The problem
Repeat the material verbatim. Images are excluded from the copy.

Dataset content
--- begin ---
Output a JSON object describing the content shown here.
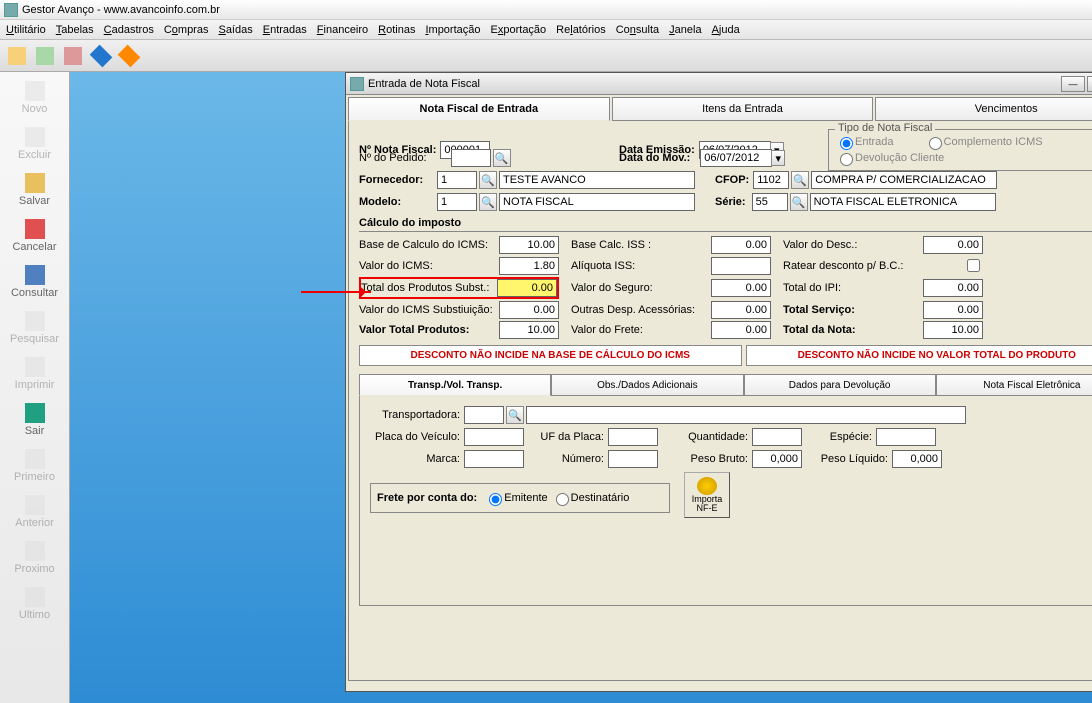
{
  "app_title": "Gestor Avanço - www.avancoinfo.com.br",
  "menu": [
    "Utilitário",
    "Tabelas",
    "Cadastros",
    "Compras",
    "Saídas",
    "Entradas",
    "Financeiro",
    "Rotinas",
    "Importação",
    "Exportação",
    "Relatórios",
    "Consulta",
    "Janela",
    "Ajuda"
  ],
  "left_buttons": [
    {
      "label": "Novo",
      "dim": true
    },
    {
      "label": "Excluir",
      "dim": true
    },
    {
      "label": "Salvar",
      "dim": false
    },
    {
      "label": "Cancelar",
      "dim": false
    },
    {
      "label": "Consultar",
      "dim": false
    },
    {
      "label": "Pesquisar",
      "dim": true
    },
    {
      "label": "Imprimir",
      "dim": true
    },
    {
      "label": "Sair",
      "dim": false
    },
    {
      "label": "Primeiro",
      "dim": true
    },
    {
      "label": "Anterior",
      "dim": true
    },
    {
      "label": "Proximo",
      "dim": true
    },
    {
      "label": "Ultimo",
      "dim": true
    }
  ],
  "modal_title": "Entrada de Nota Fiscal",
  "big_tabs": [
    "Nota Fiscal de Entrada",
    "Itens da Entrada",
    "Vencimentos"
  ],
  "header": {
    "num_nota_label": "Nº Nota Fiscal:",
    "num_nota": "000001",
    "data_emissao_label": "Data Emissão:",
    "data_emissao": "06/07/2012",
    "num_pedido_label": "Nº do Pedido:",
    "num_pedido": "",
    "data_mov_label": "Data do Mov.:",
    "data_mov": "06/07/2012",
    "fornecedor_label": "Fornecedor:",
    "fornecedor_code": "1",
    "fornecedor_name": "TESTE AVANCO",
    "modelo_label": "Modelo:",
    "modelo_code": "1",
    "modelo_name": "NOTA FISCAL",
    "cfop_label": "CFOP:",
    "cfop_code": "1102",
    "cfop_name": "COMPRA P/ COMERCIALIZACAO",
    "serie_label": "Série:",
    "serie_code": "55",
    "serie_name": "NOTA FISCAL ELETRONICA",
    "tipo_title": "Tipo de Nota Fiscal",
    "tipo_entrada": "Entrada",
    "tipo_complemento": "Complemento ICMS",
    "tipo_devolucao": "Devolução Cliente"
  },
  "calc": {
    "title": "Cálculo do imposto",
    "rows": [
      {
        "l": "Base de Calculo do ICMS:",
        "v": "10.00"
      },
      {
        "l": "Base Calc. ISS :",
        "v": "0.00"
      },
      {
        "l": "Valor do Desc.:",
        "v": "0.00"
      },
      {
        "l": "Valor do ICMS:",
        "v": "1.80"
      },
      {
        "l": "Alíquota ISS:",
        "v": ""
      },
      {
        "l": "Ratear desconto p/ B.C.:",
        "v": "",
        "chk": true
      },
      {
        "l": "Total dos Produtos Subst.:",
        "v": "0.00",
        "hl": true
      },
      {
        "l": "Valor do Seguro:",
        "v": "0.00"
      },
      {
        "l": "Total do IPI:",
        "v": "0.00"
      },
      {
        "l": "Valor do ICMS Substiuição:",
        "v": "0.00"
      },
      {
        "l": "Outras Desp. Acessórias:",
        "v": "0.00"
      },
      {
        "l": "Total Serviço:",
        "v": "0.00",
        "b": true
      },
      {
        "l": "Valor Total Produtos:",
        "v": "10.00",
        "b": true
      },
      {
        "l": "Valor do Frete:",
        "v": "0.00"
      },
      {
        "l": "Total da Nota:",
        "v": "10.00",
        "b": true
      }
    ]
  },
  "warn1": "DESCONTO NÃO INCIDE NA BASE DE CÁLCULO DO ICMS",
  "warn2": "DESCONTO NÃO INCIDE NO VALOR TOTAL DO PRODUTO",
  "sub_tabs": [
    "Transp./Vol. Transp.",
    "Obs./Dados Adicionais",
    "Dados para Devolução",
    "Nota Fiscal Eletrônica"
  ],
  "transp": {
    "transportadora_label": "Transportadora:",
    "transportadora": "",
    "placa_label": "Placa do Veículo:",
    "placa": "",
    "uf_label": "UF da Placa:",
    "uf": "",
    "qtd_label": "Quantidade:",
    "qtd": "",
    "especie_label": "Espécie:",
    "especie": "",
    "marca_label": "Marca:",
    "marca": "",
    "numero_label": "Número:",
    "numero": "",
    "peso_bruto_label": "Peso Bruto:",
    "peso_bruto": "0,000",
    "peso_liq_label": "Peso Líquido:",
    "peso_liq": "0,000",
    "frete_title": "Frete por conta do:",
    "emitente": "Emitente",
    "destinatario": "Destinatário",
    "import_btn": "Importa NF-E"
  }
}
--- end ---
Written solution
Output a JSON object describing the content shown here.
{
  "app_title": "Gestor Avanço - www.avancoinfo.com.br",
  "menu": [
    "Utilitário",
    "Tabelas",
    "Cadastros",
    "Compras",
    "Saídas",
    "Entradas",
    "Financeiro",
    "Rotinas",
    "Importação",
    "Exportação",
    "Relatórios",
    "Consulta",
    "Janela",
    "Ajuda"
  ],
  "left_buttons": [
    {
      "label": "Novo",
      "dim": true
    },
    {
      "label": "Excluir",
      "dim": true
    },
    {
      "label": "Salvar",
      "dim": false
    },
    {
      "label": "Cancelar",
      "dim": false
    },
    {
      "label": "Consultar",
      "dim": false
    },
    {
      "label": "Pesquisar",
      "dim": true
    },
    {
      "label": "Imprimir",
      "dim": true
    },
    {
      "label": "Sair",
      "dim": false
    },
    {
      "label": "Primeiro",
      "dim": true
    },
    {
      "label": "Anterior",
      "dim": true
    },
    {
      "label": "Proximo",
      "dim": true
    },
    {
      "label": "Ultimo",
      "dim": true
    }
  ],
  "modal_title": "Entrada de Nota Fiscal",
  "big_tabs": [
    "Nota Fiscal de Entrada",
    "Itens da Entrada",
    "Vencimentos"
  ],
  "header": {
    "num_nota_label": "Nº Nota Fiscal:",
    "num_nota": "000001",
    "data_emissao_label": "Data Emissão:",
    "data_emissao": "06/07/2012",
    "num_pedido_label": "Nº do Pedido:",
    "num_pedido": "",
    "data_mov_label": "Data do Mov.:",
    "data_mov": "06/07/2012",
    "fornecedor_label": "Fornecedor:",
    "fornecedor_code": "1",
    "fornecedor_name": "TESTE AVANCO",
    "modelo_label": "Modelo:",
    "modelo_code": "1",
    "modelo_name": "NOTA FISCAL",
    "cfop_label": "CFOP:",
    "cfop_code": "1102",
    "cfop_name": "COMPRA P/ COMERCIALIZACAO",
    "serie_label": "Série:",
    "serie_code": "55",
    "serie_name": "NOTA FISCAL ELETRONICA",
    "tipo_title": "Tipo de Nota Fiscal",
    "tipo_entrada": "Entrada",
    "tipo_complemento": "Complemento ICMS",
    "tipo_devolucao": "Devolução Cliente"
  },
  "calc": {
    "title": "Cálculo do imposto",
    "rows": [
      {
        "l": "Base de Calculo do ICMS:",
        "v": "10.00"
      },
      {
        "l": "Base Calc. ISS :",
        "v": "0.00"
      },
      {
        "l": "Valor do Desc.:",
        "v": "0.00"
      },
      {
        "l": "Valor do ICMS:",
        "v": "1.80"
      },
      {
        "l": "Alíquota ISS:",
        "v": ""
      },
      {
        "l": "Ratear desconto p/ B.C.:",
        "v": "",
        "chk": true
      },
      {
        "l": "Total dos Produtos Subst.:",
        "v": "0.00",
        "hl": true
      },
      {
        "l": "Valor do Seguro:",
        "v": "0.00"
      },
      {
        "l": "Total do IPI:",
        "v": "0.00"
      },
      {
        "l": "Valor do ICMS Substiuição:",
        "v": "0.00"
      },
      {
        "l": "Outras Desp. Acessórias:",
        "v": "0.00"
      },
      {
        "l": "Total Serviço:",
        "v": "0.00",
        "b": true
      },
      {
        "l": "Valor Total Produtos:",
        "v": "10.00",
        "b": true
      },
      {
        "l": "Valor do Frete:",
        "v": "0.00"
      },
      {
        "l": "Total da Nota:",
        "v": "10.00",
        "b": true
      }
    ]
  },
  "warn1": "DESCONTO NÃO INCIDE NA BASE DE CÁLCULO DO ICMS",
  "warn2": "DESCONTO NÃO INCIDE NO VALOR TOTAL DO PRODUTO",
  "sub_tabs": [
    "Transp./Vol. Transp.",
    "Obs./Dados Adicionais",
    "Dados para Devolução",
    "Nota Fiscal Eletrônica"
  ],
  "transp": {
    "transportadora_label": "Transportadora:",
    "transportadora": "",
    "placa_label": "Placa do Veículo:",
    "placa": "",
    "uf_label": "UF da Placa:",
    "uf": "",
    "qtd_label": "Quantidade:",
    "qtd": "",
    "especie_label": "Espécie:",
    "especie": "",
    "marca_label": "Marca:",
    "marca": "",
    "numero_label": "Número:",
    "numero": "",
    "peso_bruto_label": "Peso Bruto:",
    "peso_bruto": "0,000",
    "peso_liq_label": "Peso Líquido:",
    "peso_liq": "0,000",
    "frete_title": "Frete por conta do:",
    "emitente": "Emitente",
    "destinatario": "Destinatário",
    "import_btn": "Importa NF-E"
  }
}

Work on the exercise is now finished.